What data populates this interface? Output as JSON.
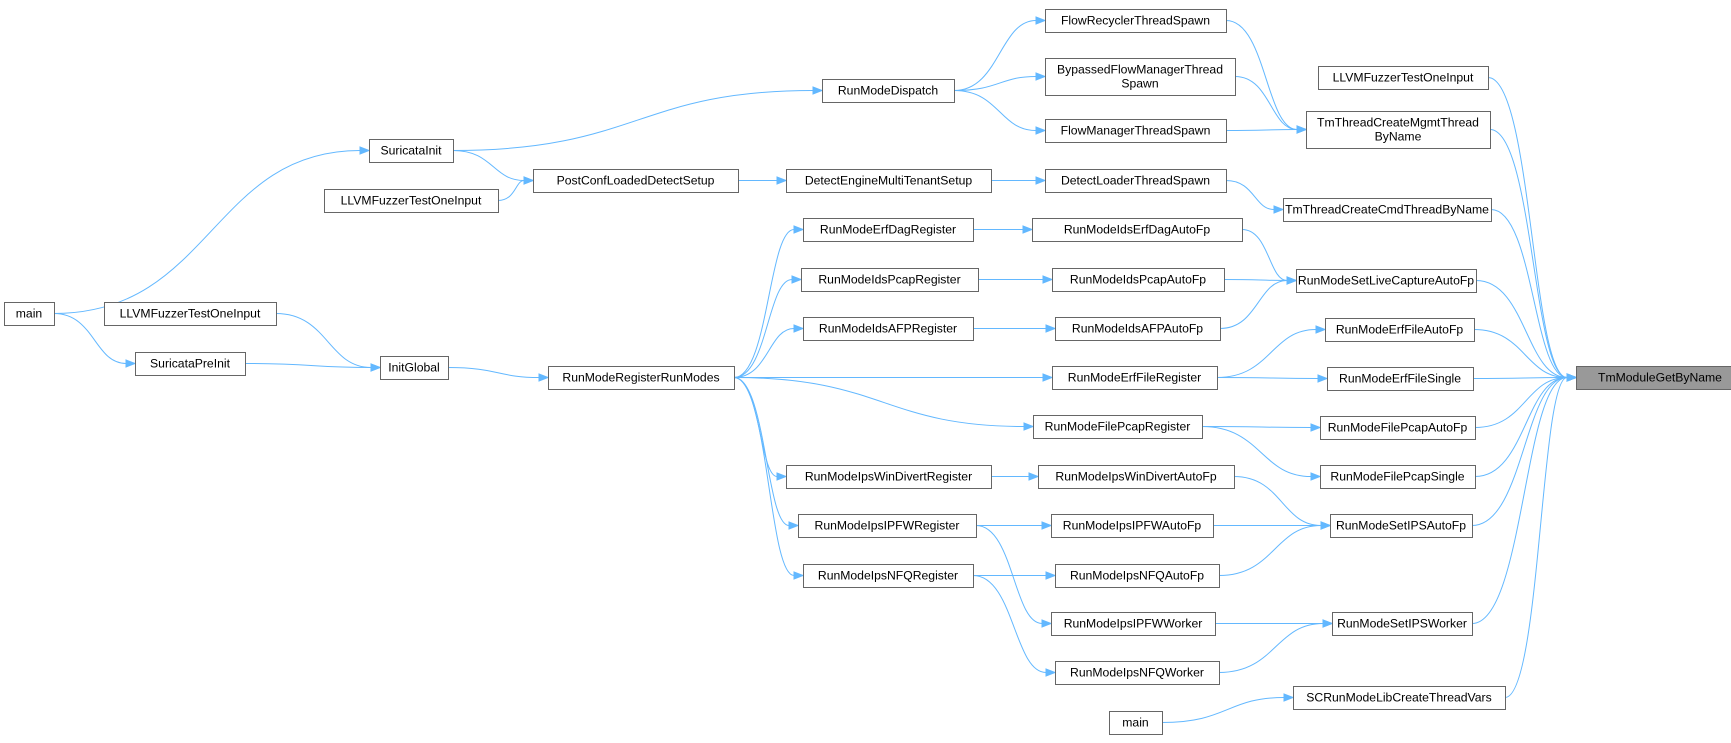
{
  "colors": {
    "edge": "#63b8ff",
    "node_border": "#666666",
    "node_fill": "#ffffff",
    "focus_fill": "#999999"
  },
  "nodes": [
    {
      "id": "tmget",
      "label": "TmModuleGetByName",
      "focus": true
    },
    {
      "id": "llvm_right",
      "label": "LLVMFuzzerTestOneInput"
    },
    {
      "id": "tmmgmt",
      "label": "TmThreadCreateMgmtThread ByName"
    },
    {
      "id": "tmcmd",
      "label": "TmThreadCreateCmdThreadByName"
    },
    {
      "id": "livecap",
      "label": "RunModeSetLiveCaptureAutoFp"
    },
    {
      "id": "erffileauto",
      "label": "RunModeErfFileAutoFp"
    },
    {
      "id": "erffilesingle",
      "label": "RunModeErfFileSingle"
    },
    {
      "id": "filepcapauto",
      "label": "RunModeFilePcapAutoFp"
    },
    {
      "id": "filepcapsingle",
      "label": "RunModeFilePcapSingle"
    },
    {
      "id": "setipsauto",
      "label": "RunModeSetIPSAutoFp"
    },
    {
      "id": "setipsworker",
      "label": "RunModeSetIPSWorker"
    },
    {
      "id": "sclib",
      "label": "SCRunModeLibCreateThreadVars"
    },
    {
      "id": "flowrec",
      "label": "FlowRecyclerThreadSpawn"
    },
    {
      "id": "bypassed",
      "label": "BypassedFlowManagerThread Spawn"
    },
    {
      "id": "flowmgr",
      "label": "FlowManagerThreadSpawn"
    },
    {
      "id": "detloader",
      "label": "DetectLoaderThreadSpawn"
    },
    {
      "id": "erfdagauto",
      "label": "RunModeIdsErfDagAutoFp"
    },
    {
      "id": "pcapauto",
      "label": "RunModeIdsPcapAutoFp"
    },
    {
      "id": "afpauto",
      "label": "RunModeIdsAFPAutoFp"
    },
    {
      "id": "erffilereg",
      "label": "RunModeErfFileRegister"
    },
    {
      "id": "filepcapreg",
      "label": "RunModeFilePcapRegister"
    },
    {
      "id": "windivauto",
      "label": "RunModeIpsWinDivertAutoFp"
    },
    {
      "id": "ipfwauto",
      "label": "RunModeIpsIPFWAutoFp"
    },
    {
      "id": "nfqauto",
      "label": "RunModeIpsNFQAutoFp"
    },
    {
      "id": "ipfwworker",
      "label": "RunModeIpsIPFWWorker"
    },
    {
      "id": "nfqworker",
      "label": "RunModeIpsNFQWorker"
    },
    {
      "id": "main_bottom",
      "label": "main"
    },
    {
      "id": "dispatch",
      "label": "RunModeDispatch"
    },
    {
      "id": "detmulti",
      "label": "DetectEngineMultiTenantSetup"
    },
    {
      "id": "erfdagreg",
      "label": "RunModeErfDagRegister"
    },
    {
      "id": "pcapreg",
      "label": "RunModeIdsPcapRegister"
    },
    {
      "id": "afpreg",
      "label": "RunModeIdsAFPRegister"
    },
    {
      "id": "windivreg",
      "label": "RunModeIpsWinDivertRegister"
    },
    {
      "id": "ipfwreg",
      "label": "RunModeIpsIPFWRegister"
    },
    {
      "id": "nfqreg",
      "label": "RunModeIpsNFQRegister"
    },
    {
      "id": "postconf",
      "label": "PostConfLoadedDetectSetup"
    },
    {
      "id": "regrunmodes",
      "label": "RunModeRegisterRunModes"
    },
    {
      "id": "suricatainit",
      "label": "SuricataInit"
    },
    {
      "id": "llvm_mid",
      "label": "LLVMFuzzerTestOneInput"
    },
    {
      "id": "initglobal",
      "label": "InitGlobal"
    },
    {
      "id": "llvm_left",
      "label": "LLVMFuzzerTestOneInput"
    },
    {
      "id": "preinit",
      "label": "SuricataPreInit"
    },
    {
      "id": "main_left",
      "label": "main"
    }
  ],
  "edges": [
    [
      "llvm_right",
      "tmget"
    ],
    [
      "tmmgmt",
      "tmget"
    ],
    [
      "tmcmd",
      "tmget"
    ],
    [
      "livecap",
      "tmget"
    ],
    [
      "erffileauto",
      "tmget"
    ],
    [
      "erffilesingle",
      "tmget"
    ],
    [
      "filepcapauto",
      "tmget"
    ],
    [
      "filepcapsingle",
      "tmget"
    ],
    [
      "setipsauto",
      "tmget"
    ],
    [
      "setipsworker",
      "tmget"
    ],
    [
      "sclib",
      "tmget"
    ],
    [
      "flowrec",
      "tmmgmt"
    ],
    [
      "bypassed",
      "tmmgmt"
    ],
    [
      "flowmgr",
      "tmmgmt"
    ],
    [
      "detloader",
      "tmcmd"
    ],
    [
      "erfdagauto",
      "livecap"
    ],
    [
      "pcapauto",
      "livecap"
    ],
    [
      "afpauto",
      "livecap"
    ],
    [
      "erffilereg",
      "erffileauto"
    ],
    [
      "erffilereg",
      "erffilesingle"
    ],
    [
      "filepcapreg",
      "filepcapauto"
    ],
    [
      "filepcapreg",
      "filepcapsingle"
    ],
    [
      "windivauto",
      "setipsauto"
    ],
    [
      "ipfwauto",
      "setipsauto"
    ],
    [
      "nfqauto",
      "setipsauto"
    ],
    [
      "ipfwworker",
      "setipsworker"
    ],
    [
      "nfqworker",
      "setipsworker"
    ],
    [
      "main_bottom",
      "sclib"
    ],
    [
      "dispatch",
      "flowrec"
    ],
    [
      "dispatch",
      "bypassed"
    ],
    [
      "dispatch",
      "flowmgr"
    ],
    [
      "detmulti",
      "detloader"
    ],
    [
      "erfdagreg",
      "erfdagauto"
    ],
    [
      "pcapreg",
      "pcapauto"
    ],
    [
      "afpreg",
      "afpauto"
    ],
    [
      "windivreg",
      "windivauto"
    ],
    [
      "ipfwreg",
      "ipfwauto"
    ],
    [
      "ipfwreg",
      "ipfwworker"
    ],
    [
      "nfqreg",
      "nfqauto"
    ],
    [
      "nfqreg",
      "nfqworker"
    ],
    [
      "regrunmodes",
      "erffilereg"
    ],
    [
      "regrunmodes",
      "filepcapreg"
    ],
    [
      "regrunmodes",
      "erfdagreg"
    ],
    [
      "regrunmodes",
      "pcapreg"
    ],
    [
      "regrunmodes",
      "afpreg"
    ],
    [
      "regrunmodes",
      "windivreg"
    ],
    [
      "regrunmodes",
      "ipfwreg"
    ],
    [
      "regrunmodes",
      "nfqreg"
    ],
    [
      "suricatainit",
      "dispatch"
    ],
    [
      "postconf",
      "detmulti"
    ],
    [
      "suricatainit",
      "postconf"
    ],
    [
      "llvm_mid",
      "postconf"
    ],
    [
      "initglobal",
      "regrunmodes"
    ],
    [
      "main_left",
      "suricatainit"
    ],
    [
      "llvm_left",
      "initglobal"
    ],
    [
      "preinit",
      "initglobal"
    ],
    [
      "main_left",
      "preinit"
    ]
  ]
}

=-=-=-=-=

> **Stated exercise**
Every entry must be written out exactly, with all pictures left out.

> **Worked answer**
What data populates this interface? Output as JSON.
{
  "colors": {
    "edge": "#63b8ff",
    "node_border": "#666666",
    "node_fill": "#ffffff",
    "focus_fill": "#999999"
  },
  "nodes": [
    {
      "id": "tmget",
      "label": "TmModuleGetByName",
      "focus": true
    },
    {
      "id": "llvm_right",
      "label": "LLVMFuzzerTestOneInput"
    },
    {
      "id": "tmmgmt",
      "label": "TmThreadCreateMgmtThread ByName"
    },
    {
      "id": "tmcmd",
      "label": "TmThreadCreateCmdThreadByName"
    },
    {
      "id": "livecap",
      "label": "RunModeSetLiveCaptureAutoFp"
    },
    {
      "id": "erffileauto",
      "label": "RunModeErfFileAutoFp"
    },
    {
      "id": "erffilesingle",
      "label": "RunModeErfFileSingle"
    },
    {
      "id": "filepcapauto",
      "label": "RunModeFilePcapAutoFp"
    },
    {
      "id": "filepcapsingle",
      "label": "RunModeFilePcapSingle"
    },
    {
      "id": "setipsauto",
      "label": "RunModeSetIPSAutoFp"
    },
    {
      "id": "setipsworker",
      "label": "RunModeSetIPSWorker"
    },
    {
      "id": "sclib",
      "label": "SCRunModeLibCreateThreadVars"
    },
    {
      "id": "flowrec",
      "label": "FlowRecyclerThreadSpawn"
    },
    {
      "id": "bypassed",
      "label": "BypassedFlowManagerThread Spawn"
    },
    {
      "id": "flowmgr",
      "label": "FlowManagerThreadSpawn"
    },
    {
      "id": "detloader",
      "label": "DetectLoaderThreadSpawn"
    },
    {
      "id": "erfdagauto",
      "label": "RunModeIdsErfDagAutoFp"
    },
    {
      "id": "pcapauto",
      "label": "RunModeIdsPcapAutoFp"
    },
    {
      "id": "afpauto",
      "label": "RunModeIdsAFPAutoFp"
    },
    {
      "id": "erffilereg",
      "label": "RunModeErfFileRegister"
    },
    {
      "id": "filepcapreg",
      "label": "RunModeFilePcapRegister"
    },
    {
      "id": "windivauto",
      "label": "RunModeIpsWinDivertAutoFp"
    },
    {
      "id": "ipfwauto",
      "label": "RunModeIpsIPFWAutoFp"
    },
    {
      "id": "nfqauto",
      "label": "RunModeIpsNFQAutoFp"
    },
    {
      "id": "ipfwworker",
      "label": "RunModeIpsIPFWWorker"
    },
    {
      "id": "nfqworker",
      "label": "RunModeIpsNFQWorker"
    },
    {
      "id": "main_bottom",
      "label": "main"
    },
    {
      "id": "dispatch",
      "label": "RunModeDispatch"
    },
    {
      "id": "detmulti",
      "label": "DetectEngineMultiTenantSetup"
    },
    {
      "id": "erfdagreg",
      "label": "RunModeErfDagRegister"
    },
    {
      "id": "pcapreg",
      "label": "RunModeIdsPcapRegister"
    },
    {
      "id": "afpreg",
      "label": "RunModeIdsAFPRegister"
    },
    {
      "id": "windivreg",
      "label": "RunModeIpsWinDivertRegister"
    },
    {
      "id": "ipfwreg",
      "label": "RunModeIpsIPFWRegister"
    },
    {
      "id": "nfqreg",
      "label": "RunModeIpsNFQRegister"
    },
    {
      "id": "postconf",
      "label": "PostConfLoadedDetectSetup"
    },
    {
      "id": "regrunmodes",
      "label": "RunModeRegisterRunModes"
    },
    {
      "id": "suricatainit",
      "label": "SuricataInit"
    },
    {
      "id": "llvm_mid",
      "label": "LLVMFuzzerTestOneInput"
    },
    {
      "id": "initglobal",
      "label": "InitGlobal"
    },
    {
      "id": "llvm_left",
      "label": "LLVMFuzzerTestOneInput"
    },
    {
      "id": "preinit",
      "label": "SuricataPreInit"
    },
    {
      "id": "main_left",
      "label": "main"
    }
  ],
  "edges": [
    [
      "llvm_right",
      "tmget"
    ],
    [
      "tmmgmt",
      "tmget"
    ],
    [
      "tmcmd",
      "tmget"
    ],
    [
      "livecap",
      "tmget"
    ],
    [
      "erffileauto",
      "tmget"
    ],
    [
      "erffilesingle",
      "tmget"
    ],
    [
      "filepcapauto",
      "tmget"
    ],
    [
      "filepcapsingle",
      "tmget"
    ],
    [
      "setipsauto",
      "tmget"
    ],
    [
      "setipsworker",
      "tmget"
    ],
    [
      "sclib",
      "tmget"
    ],
    [
      "flowrec",
      "tmmgmt"
    ],
    [
      "bypassed",
      "tmmgmt"
    ],
    [
      "flowmgr",
      "tmmgmt"
    ],
    [
      "detloader",
      "tmcmd"
    ],
    [
      "erfdagauto",
      "livecap"
    ],
    [
      "pcapauto",
      "livecap"
    ],
    [
      "afpauto",
      "livecap"
    ],
    [
      "erffilereg",
      "erffileauto"
    ],
    [
      "erffilereg",
      "erffilesingle"
    ],
    [
      "filepcapreg",
      "filepcapauto"
    ],
    [
      "filepcapreg",
      "filepcapsingle"
    ],
    [
      "windivauto",
      "setipsauto"
    ],
    [
      "ipfwauto",
      "setipsauto"
    ],
    [
      "nfqauto",
      "setipsauto"
    ],
    [
      "ipfwworker",
      "setipsworker"
    ],
    [
      "nfqworker",
      "setipsworker"
    ],
    [
      "main_bottom",
      "sclib"
    ],
    [
      "dispatch",
      "flowrec"
    ],
    [
      "dispatch",
      "bypassed"
    ],
    [
      "dispatch",
      "flowmgr"
    ],
    [
      "detmulti",
      "detloader"
    ],
    [
      "erfdagreg",
      "erfdagauto"
    ],
    [
      "pcapreg",
      "pcapauto"
    ],
    [
      "afpreg",
      "afpauto"
    ],
    [
      "windivreg",
      "windivauto"
    ],
    [
      "ipfwreg",
      "ipfwauto"
    ],
    [
      "ipfwreg",
      "ipfwworker"
    ],
    [
      "nfqreg",
      "nfqauto"
    ],
    [
      "nfqreg",
      "nfqworker"
    ],
    [
      "regrunmodes",
      "erffilereg"
    ],
    [
      "regrunmodes",
      "filepcapreg"
    ],
    [
      "regrunmodes",
      "erfdagreg"
    ],
    [
      "regrunmodes",
      "pcapreg"
    ],
    [
      "regrunmodes",
      "afpreg"
    ],
    [
      "regrunmodes",
      "windivreg"
    ],
    [
      "regrunmodes",
      "ipfwreg"
    ],
    [
      "regrunmodes",
      "nfqreg"
    ],
    [
      "suricatainit",
      "dispatch"
    ],
    [
      "postconf",
      "detmulti"
    ],
    [
      "suricatainit",
      "postconf"
    ],
    [
      "llvm_mid",
      "postconf"
    ],
    [
      "initglobal",
      "regrunmodes"
    ],
    [
      "main_left",
      "suricatainit"
    ],
    [
      "llvm_left",
      "initglobal"
    ],
    [
      "preinit",
      "initglobal"
    ],
    [
      "main_left",
      "preinit"
    ]
  ]
}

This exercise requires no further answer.